WHAT YOU HAVE TO DO: Below is the data. Give it again, complete and exact.

######

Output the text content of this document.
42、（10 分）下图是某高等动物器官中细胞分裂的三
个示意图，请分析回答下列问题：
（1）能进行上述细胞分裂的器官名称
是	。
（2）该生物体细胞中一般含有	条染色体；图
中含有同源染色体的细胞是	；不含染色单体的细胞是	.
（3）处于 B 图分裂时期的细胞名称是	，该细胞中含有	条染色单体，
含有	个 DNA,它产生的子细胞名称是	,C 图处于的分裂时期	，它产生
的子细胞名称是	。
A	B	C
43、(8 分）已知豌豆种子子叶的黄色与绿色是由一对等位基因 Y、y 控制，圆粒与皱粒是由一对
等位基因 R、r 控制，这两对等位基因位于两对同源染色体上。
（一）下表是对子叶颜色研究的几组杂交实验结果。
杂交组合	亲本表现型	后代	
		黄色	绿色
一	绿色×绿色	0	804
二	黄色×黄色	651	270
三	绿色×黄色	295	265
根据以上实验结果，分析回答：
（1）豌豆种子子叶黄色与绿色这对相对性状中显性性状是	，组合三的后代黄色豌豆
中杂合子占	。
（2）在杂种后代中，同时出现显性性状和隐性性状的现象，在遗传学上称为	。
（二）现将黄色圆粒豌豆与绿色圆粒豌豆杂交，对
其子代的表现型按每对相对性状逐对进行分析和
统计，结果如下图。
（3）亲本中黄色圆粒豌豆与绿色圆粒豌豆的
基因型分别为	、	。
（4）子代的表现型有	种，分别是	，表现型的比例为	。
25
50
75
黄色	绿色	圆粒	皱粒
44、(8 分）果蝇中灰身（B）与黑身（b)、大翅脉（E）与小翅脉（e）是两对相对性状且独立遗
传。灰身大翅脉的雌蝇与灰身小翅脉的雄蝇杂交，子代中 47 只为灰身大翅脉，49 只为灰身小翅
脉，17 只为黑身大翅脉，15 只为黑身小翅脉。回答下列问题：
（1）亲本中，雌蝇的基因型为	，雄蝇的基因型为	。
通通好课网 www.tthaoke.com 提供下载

######

THE OUTPUT:
Output the text content of this document.
42、（10 分）下图是某高等动物器官中细胞分裂的三
个示意图，请分析回答下列问题：
（1）能进行上述细胞分裂的器官名称
是	。
（2）该生物体细胞中一般含有	条染色体；图
中含有同源染色体的细胞是	；不含染色单体的细胞是	.
（3）处于 B 图分裂时期的细胞名称是	，该细胞中含有	条染色单体，
含有	个 DNA,它产生的子细胞名称是	,C 图处于的分裂时期	，它产生
的子细胞名称是	。
A	B	C
43、(8 分）已知豌豆种子子叶的黄色与绿色是由一对等位基因 Y、y 控制，圆粒与皱粒是由一对
等位基因 R、r 控制，这两对等位基因位于两对同源染色体上。
（一）下表是对子叶颜色研究的几组杂交实验结果。
杂交组合	亲本表现型	后代	
		黄色	绿色
一	绿色×绿色	0	804
二	黄色×黄色	651	270
三	绿色×黄色	295	265
根据以上实验结果，分析回答：
（1）豌豆种子子叶黄色与绿色这对相对性状中显性性状是	，组合三的后代黄色豌豆
中杂合子占	。
（2）在杂种后代中，同时出现显性性状和隐性性状的现象，在遗传学上称为	。
（二）现将黄色圆粒豌豆与绿色圆粒豌豆杂交，对
其子代的表现型按每对相对性状逐对进行分析和
统计，结果如下图。
（3）亲本中黄色圆粒豌豆与绿色圆粒豌豆的
基因型分别为	、	。
（4）子代的表现型有	种，分别是	，表现型的比例为	。
25
50
75
黄色	绿色	圆粒	皱粒
44、(8 分）果蝇中灰身（B）与黑身（b)、大翅脉（E）与小翅脉（e）是两对相对性状且独立遗
传。灰身大翅脉的雌蝇与灰身小翅脉的雄蝇杂交，子代中 47 只为灰身大翅脉，49 只为灰身小翅
脉，17 只为黑身大翅脉，15 只为黑身小翅脉。回答下列问题：
（1）亲本中，雌蝇的基因型为	，雄蝇的基因型为	。
通通好课网 www.tthaoke.com 提供下载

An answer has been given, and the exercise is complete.